▸ **EXERCISE**
Write out nothing but the lines from the one containing "Parse this screenshot: output" through the last line below, both included, and without the pictures.

** Start **

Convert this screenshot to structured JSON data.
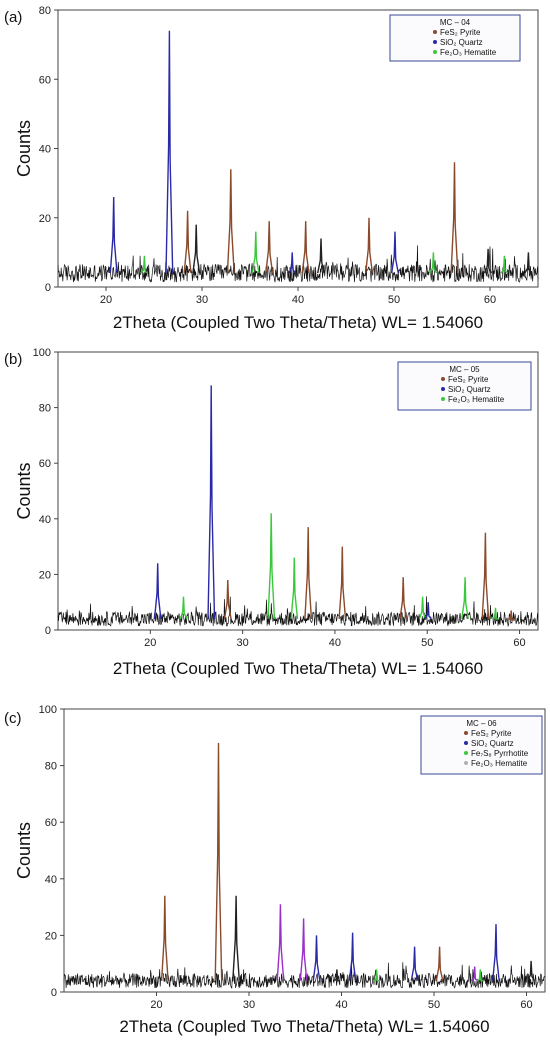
{
  "chart_data": [
    {
      "type": "line",
      "panel_label": "(a)",
      "xlabel": "2Theta (Coupled Two Theta/Theta) WL= 1.54060",
      "ylabel": "Counts",
      "xlim": [
        15,
        65
      ],
      "ylim": [
        0,
        80
      ],
      "x_ticks": [
        20,
        30,
        40,
        50,
        60
      ],
      "y_ticks": [
        0,
        20,
        40,
        60,
        80
      ],
      "legend": {
        "title": "MC – 04",
        "placement": "top-right",
        "entries": [
          {
            "label": "FeS₂  Pyrite",
            "color": "#8b4a2b"
          },
          {
            "label": "SiO₂  Quartz",
            "color": "#2a2aa8"
          },
          {
            "label": "Fe₂O₃ Hematite",
            "color": "#3cc83c"
          }
        ]
      },
      "baseline": 4,
      "peaks": [
        {
          "x": 20.8,
          "y": 26,
          "color": "#2a2aa8"
        },
        {
          "x": 24.0,
          "y": 9,
          "color": "#3cc83c"
        },
        {
          "x": 26.6,
          "y": 74,
          "color": "#2a2aa8"
        },
        {
          "x": 28.5,
          "y": 22,
          "color": "#8b4a2b"
        },
        {
          "x": 29.4,
          "y": 18,
          "color": "#222222"
        },
        {
          "x": 33.0,
          "y": 34,
          "color": "#8b4a2b"
        },
        {
          "x": 35.6,
          "y": 16,
          "color": "#3cc83c"
        },
        {
          "x": 37.0,
          "y": 19,
          "color": "#8b4a2b"
        },
        {
          "x": 39.4,
          "y": 10,
          "color": "#2a2aa8"
        },
        {
          "x": 40.8,
          "y": 19,
          "color": "#8b4a2b"
        },
        {
          "x": 42.4,
          "y": 14,
          "color": "#222222"
        },
        {
          "x": 47.4,
          "y": 20,
          "color": "#8b4a2b"
        },
        {
          "x": 50.1,
          "y": 16,
          "color": "#2a2aa8"
        },
        {
          "x": 54.1,
          "y": 10,
          "color": "#3cc83c"
        },
        {
          "x": 56.3,
          "y": 36,
          "color": "#8b4a2b"
        },
        {
          "x": 59.8,
          "y": 11,
          "color": "#222222"
        },
        {
          "x": 61.5,
          "y": 9,
          "color": "#3cc83c"
        },
        {
          "x": 64.0,
          "y": 10,
          "color": "#222222"
        }
      ]
    },
    {
      "type": "line",
      "panel_label": "(b)",
      "xlabel": "2Theta (Coupled Two Theta/Theta) WL= 1.54060",
      "ylabel": "Counts",
      "xlim": [
        10,
        62
      ],
      "ylim": [
        0,
        100
      ],
      "x_ticks": [
        20,
        30,
        40,
        50,
        60
      ],
      "y_ticks": [
        0,
        20,
        40,
        60,
        80,
        100
      ],
      "legend": {
        "title": "MC – 05",
        "placement": "top-right",
        "entries": [
          {
            "label": "FeS₂  Pyrite",
            "color": "#8b4a2b"
          },
          {
            "label": "SiO₂  Quartz",
            "color": "#2a2aa8"
          },
          {
            "label": "Fe₂O₃ Hematite",
            "color": "#3cc83c"
          }
        ]
      },
      "baseline": 4,
      "peaks": [
        {
          "x": 20.8,
          "y": 24,
          "color": "#2a2aa8"
        },
        {
          "x": 23.6,
          "y": 12,
          "color": "#3cc83c"
        },
        {
          "x": 26.6,
          "y": 88,
          "color": "#2a2aa8"
        },
        {
          "x": 28.4,
          "y": 18,
          "color": "#8b4a2b"
        },
        {
          "x": 33.1,
          "y": 42,
          "color": "#3cc83c"
        },
        {
          "x": 35.6,
          "y": 26,
          "color": "#3cc83c"
        },
        {
          "x": 37.1,
          "y": 37,
          "color": "#8b4a2b"
        },
        {
          "x": 40.8,
          "y": 30,
          "color": "#8b4a2b"
        },
        {
          "x": 47.4,
          "y": 19,
          "color": "#8b4a2b"
        },
        {
          "x": 49.5,
          "y": 12,
          "color": "#3cc83c"
        },
        {
          "x": 50.1,
          "y": 10,
          "color": "#2a2aa8"
        },
        {
          "x": 54.1,
          "y": 19,
          "color": "#3cc83c"
        },
        {
          "x": 56.3,
          "y": 35,
          "color": "#8b4a2b"
        },
        {
          "x": 57.4,
          "y": 8,
          "color": "#3cc83c"
        },
        {
          "x": 59.1,
          "y": 7,
          "color": "#8b4a2b"
        }
      ]
    },
    {
      "type": "line",
      "panel_label": "(c)",
      "xlabel": "2Theta (Coupled Two Theta/Theta) WL= 1.54060",
      "ylabel": "Counts",
      "xlim": [
        10,
        62
      ],
      "ylim": [
        0,
        100
      ],
      "x_ticks": [
        20,
        30,
        40,
        50,
        60
      ],
      "y_ticks": [
        0,
        20,
        40,
        60,
        80,
        100
      ],
      "legend": {
        "title": "MC – 06",
        "placement": "top-right",
        "entries": [
          {
            "label": "FeS₂  Pyrite",
            "color": "#8b4a2b"
          },
          {
            "label": "SiO₂  Quartz",
            "color": "#2a2aa8"
          },
          {
            "label": "Fe₇S₈ Pyrrhotite",
            "color": "#3cc83c"
          },
          {
            "label": "Fe₂O₃ Hematite",
            "color": "#b0b0b0"
          }
        ]
      },
      "baseline": 4,
      "peaks": [
        {
          "x": 20.9,
          "y": 34,
          "color": "#8b4a2b"
        },
        {
          "x": 26.7,
          "y": 88,
          "color": "#8b4a2b"
        },
        {
          "x": 28.6,
          "y": 34,
          "color": "#222222"
        },
        {
          "x": 33.4,
          "y": 31,
          "color": "#9b30c8"
        },
        {
          "x": 35.9,
          "y": 26,
          "color": "#9b30c8"
        },
        {
          "x": 37.3,
          "y": 20,
          "color": "#2a2aa8"
        },
        {
          "x": 39.5,
          "y": 8,
          "color": "#222222"
        },
        {
          "x": 41.2,
          "y": 21,
          "color": "#2a2aa8"
        },
        {
          "x": 43.8,
          "y": 8,
          "color": "#3cc83c"
        },
        {
          "x": 47.9,
          "y": 16,
          "color": "#2a2aa8"
        },
        {
          "x": 50.6,
          "y": 16,
          "color": "#8b4a2b"
        },
        {
          "x": 54.4,
          "y": 9,
          "color": "#9b30c8"
        },
        {
          "x": 55.0,
          "y": 8,
          "color": "#3cc83c"
        },
        {
          "x": 56.7,
          "y": 24,
          "color": "#2a2aa8"
        },
        {
          "x": 60.5,
          "y": 11,
          "color": "#222222"
        }
      ]
    }
  ]
}
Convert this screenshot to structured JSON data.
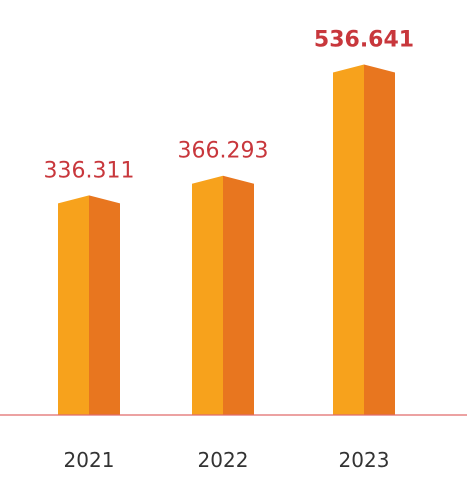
{
  "chart_data": {
    "type": "bar",
    "categories": [
      "2021",
      "2022",
      "2023"
    ],
    "values": [
      336.311,
      366.293,
      536.641
    ],
    "value_labels": [
      "336.311",
      "366.293",
      "536.641"
    ],
    "highlight_index": 2,
    "title": "",
    "xlabel": "",
    "ylabel": "",
    "ylim": [
      0,
      620
    ],
    "grid": false,
    "legend": "none",
    "colors": {
      "bar_front": "#f7a21c",
      "bar_side": "#e8761f",
      "bar_top_front": "#f39a1a",
      "bar_top_side": "#e46d1d",
      "label": "#c8373c",
      "axis_line": "#e06b6b",
      "tick_text": "#333333"
    }
  }
}
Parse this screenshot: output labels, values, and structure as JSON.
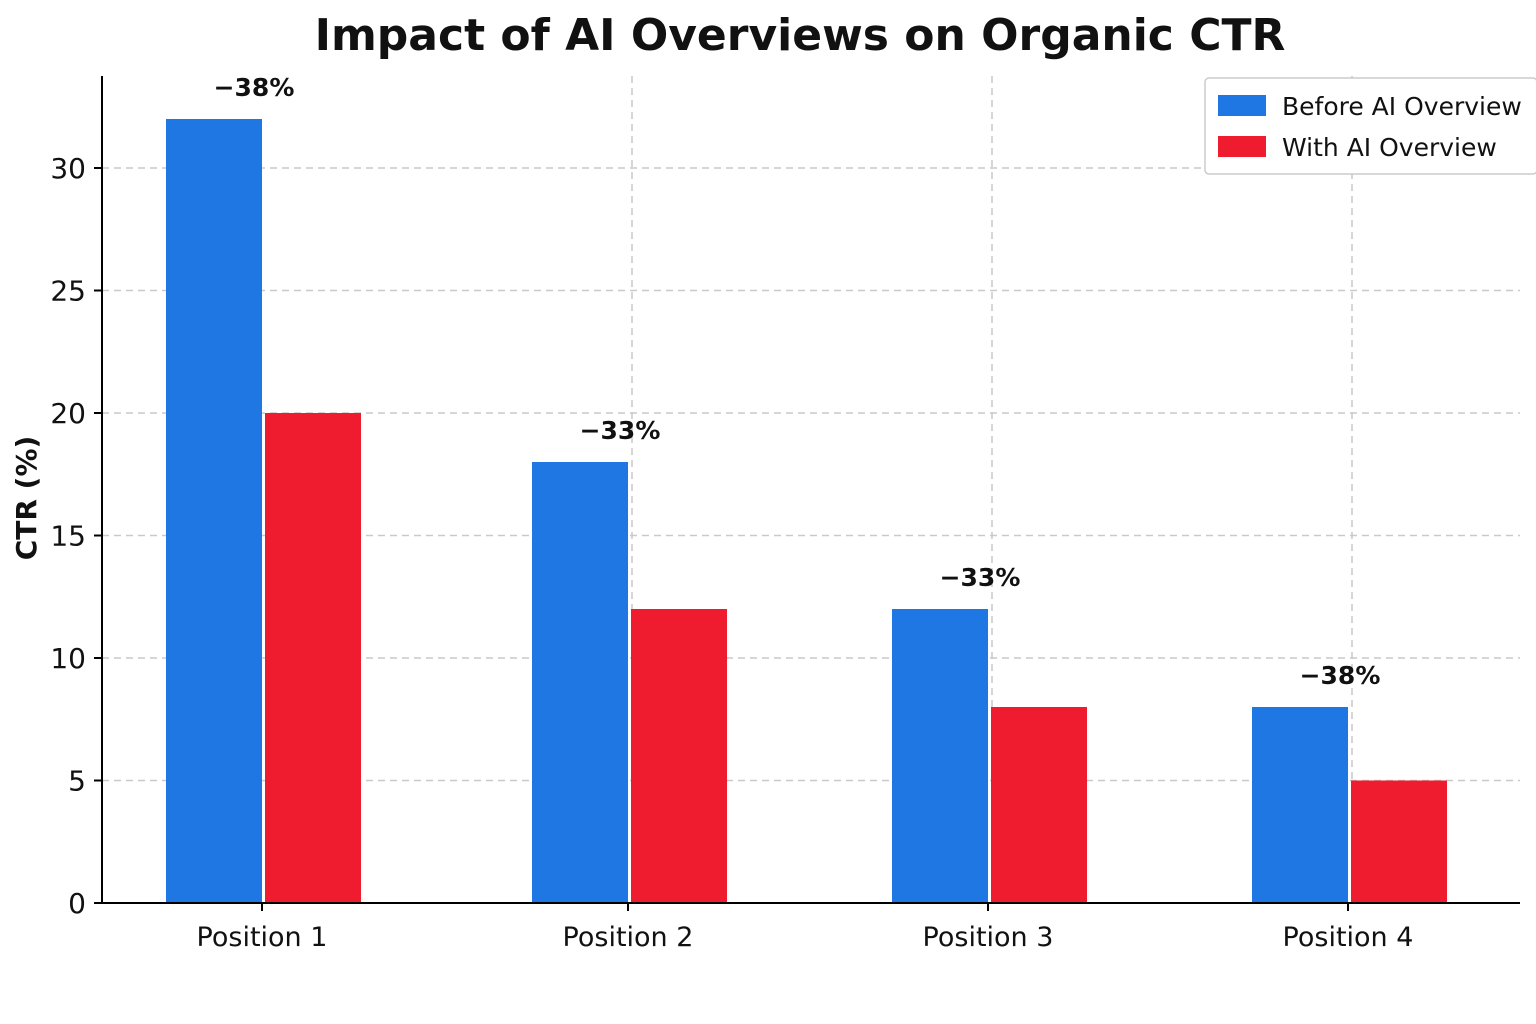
{
  "chart_data": {
    "type": "bar",
    "title": "Impact of AI Overviews on Organic CTR",
    "xlabel": "",
    "ylabel": "CTR (%)",
    "categories": [
      "Position 1",
      "Position 2",
      "Position 3",
      "Position 4"
    ],
    "series": [
      {
        "name": "Before AI Overview",
        "color": "#1f77e4",
        "values": [
          32,
          18,
          12,
          8
        ]
      },
      {
        "name": "With AI Overview",
        "color": "#ee1c2e",
        "values": [
          20,
          12,
          8,
          5
        ]
      }
    ],
    "annotations": [
      "−38%",
      "−33%",
      "−33%",
      "−38%"
    ],
    "yticks": [
      0,
      5,
      10,
      15,
      20,
      25,
      30
    ],
    "ylim": [
      0,
      34
    ],
    "grid": true,
    "legend_position": "top-right"
  }
}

** End **

▸ **EXERCISE SOLUTION**
Parse this screenshot: output labels, values, and structure as JSON.
{
  "chart_data": {
    "type": "bar",
    "title": "Impact of AI Overviews on Organic CTR",
    "xlabel": "",
    "ylabel": "CTR (%)",
    "categories": [
      "Position 1",
      "Position 2",
      "Position 3",
      "Position 4"
    ],
    "series": [
      {
        "name": "Before AI Overview",
        "color": "#1f77e4",
        "values": [
          32,
          18,
          12,
          8
        ]
      },
      {
        "name": "With AI Overview",
        "color": "#ee1c2e",
        "values": [
          20,
          12,
          8,
          5
        ]
      }
    ],
    "annotations": [
      "−38%",
      "−33%",
      "−33%",
      "−38%"
    ],
    "yticks": [
      0,
      5,
      10,
      15,
      20,
      25,
      30
    ],
    "ylim": [
      0,
      34
    ],
    "grid": true,
    "legend_position": "top-right"
  }
}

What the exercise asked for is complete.